* [ENTRIES PROVIDED]

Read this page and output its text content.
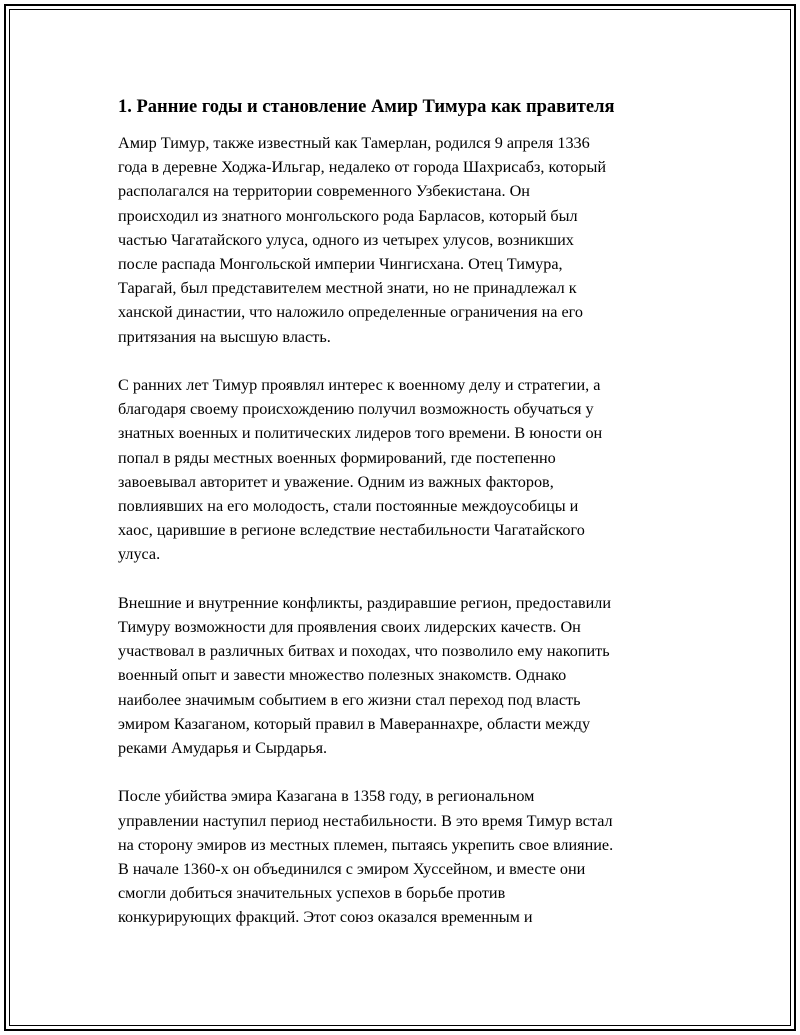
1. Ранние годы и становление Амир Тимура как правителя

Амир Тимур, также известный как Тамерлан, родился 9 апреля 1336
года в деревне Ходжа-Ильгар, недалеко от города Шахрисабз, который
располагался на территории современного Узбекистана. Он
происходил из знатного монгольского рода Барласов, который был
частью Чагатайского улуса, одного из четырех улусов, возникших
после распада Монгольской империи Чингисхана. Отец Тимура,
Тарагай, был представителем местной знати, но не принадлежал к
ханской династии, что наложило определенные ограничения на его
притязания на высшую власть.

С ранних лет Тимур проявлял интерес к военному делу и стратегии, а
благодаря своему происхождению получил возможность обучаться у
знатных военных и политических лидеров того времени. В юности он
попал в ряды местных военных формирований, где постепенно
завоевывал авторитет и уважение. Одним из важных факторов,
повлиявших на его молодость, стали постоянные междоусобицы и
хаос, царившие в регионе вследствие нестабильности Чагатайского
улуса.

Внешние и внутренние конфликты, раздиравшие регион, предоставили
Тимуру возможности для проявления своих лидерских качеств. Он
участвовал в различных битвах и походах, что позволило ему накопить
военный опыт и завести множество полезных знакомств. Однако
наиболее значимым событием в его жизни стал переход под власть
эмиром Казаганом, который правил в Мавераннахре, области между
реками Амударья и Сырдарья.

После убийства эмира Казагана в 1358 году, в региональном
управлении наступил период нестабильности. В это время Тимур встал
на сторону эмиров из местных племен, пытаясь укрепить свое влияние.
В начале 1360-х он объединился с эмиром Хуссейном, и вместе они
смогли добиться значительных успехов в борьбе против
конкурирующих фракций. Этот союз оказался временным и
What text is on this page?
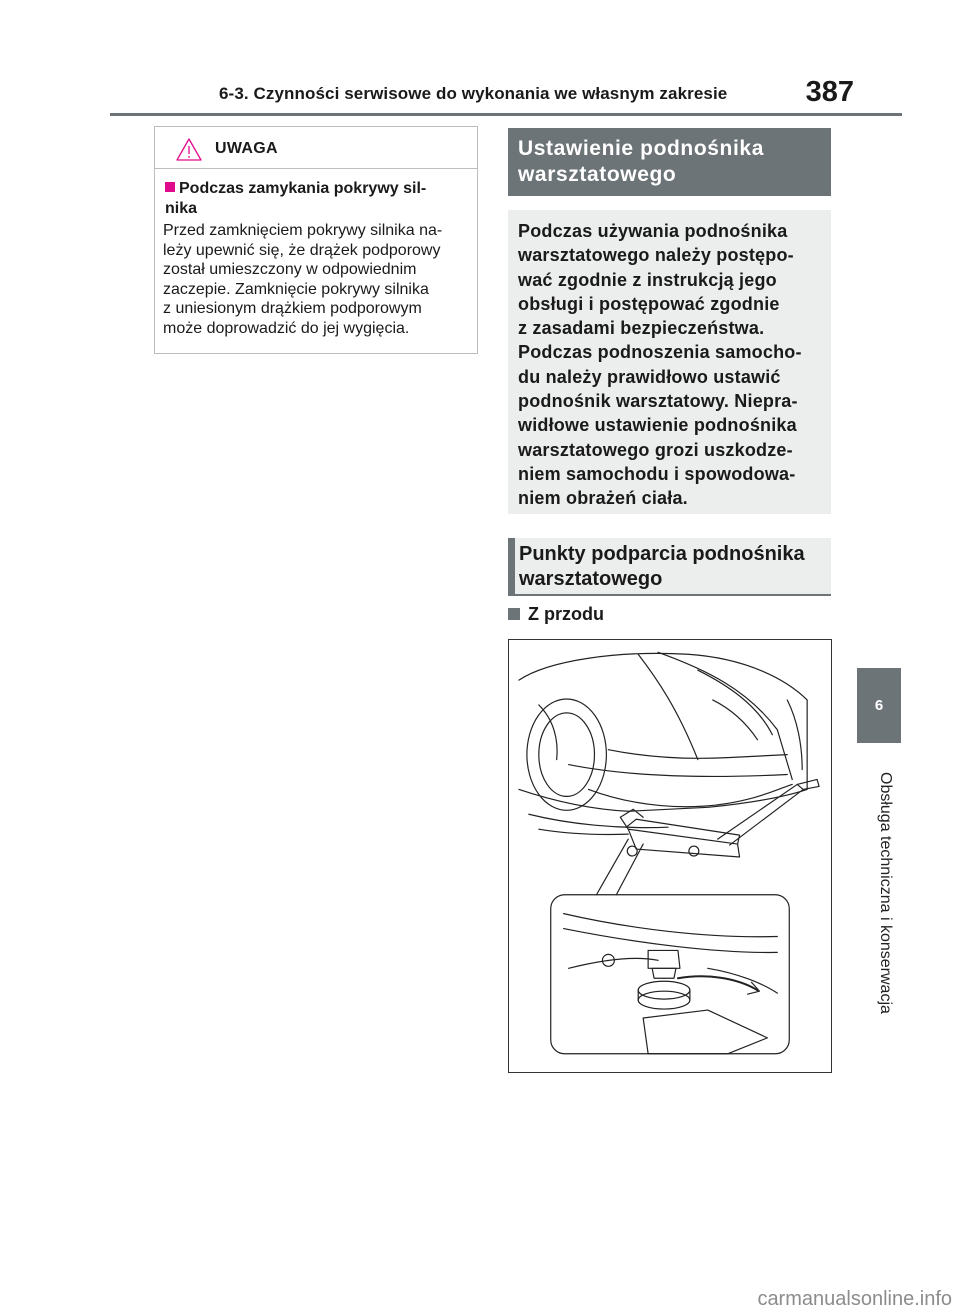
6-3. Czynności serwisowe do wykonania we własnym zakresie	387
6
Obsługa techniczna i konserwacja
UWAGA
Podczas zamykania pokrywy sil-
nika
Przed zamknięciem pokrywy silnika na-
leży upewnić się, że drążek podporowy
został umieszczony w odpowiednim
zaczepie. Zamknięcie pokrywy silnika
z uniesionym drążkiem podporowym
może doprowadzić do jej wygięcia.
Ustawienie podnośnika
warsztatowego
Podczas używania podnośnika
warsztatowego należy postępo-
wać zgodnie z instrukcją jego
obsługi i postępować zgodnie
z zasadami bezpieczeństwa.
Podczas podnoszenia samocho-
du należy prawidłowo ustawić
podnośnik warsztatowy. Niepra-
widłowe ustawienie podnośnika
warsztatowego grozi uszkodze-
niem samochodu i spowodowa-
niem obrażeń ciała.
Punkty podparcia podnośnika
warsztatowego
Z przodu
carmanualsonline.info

* [WRITTEN EXERCISE] Check each line of the records above for the string "нестабильности", and report every line that has it.

* [EXERCISE SOLUTION]
хаос, царившие в регионе вследствие нестабильности Чагатайского
управлении наступил период нестабильности. В это время Тимур встал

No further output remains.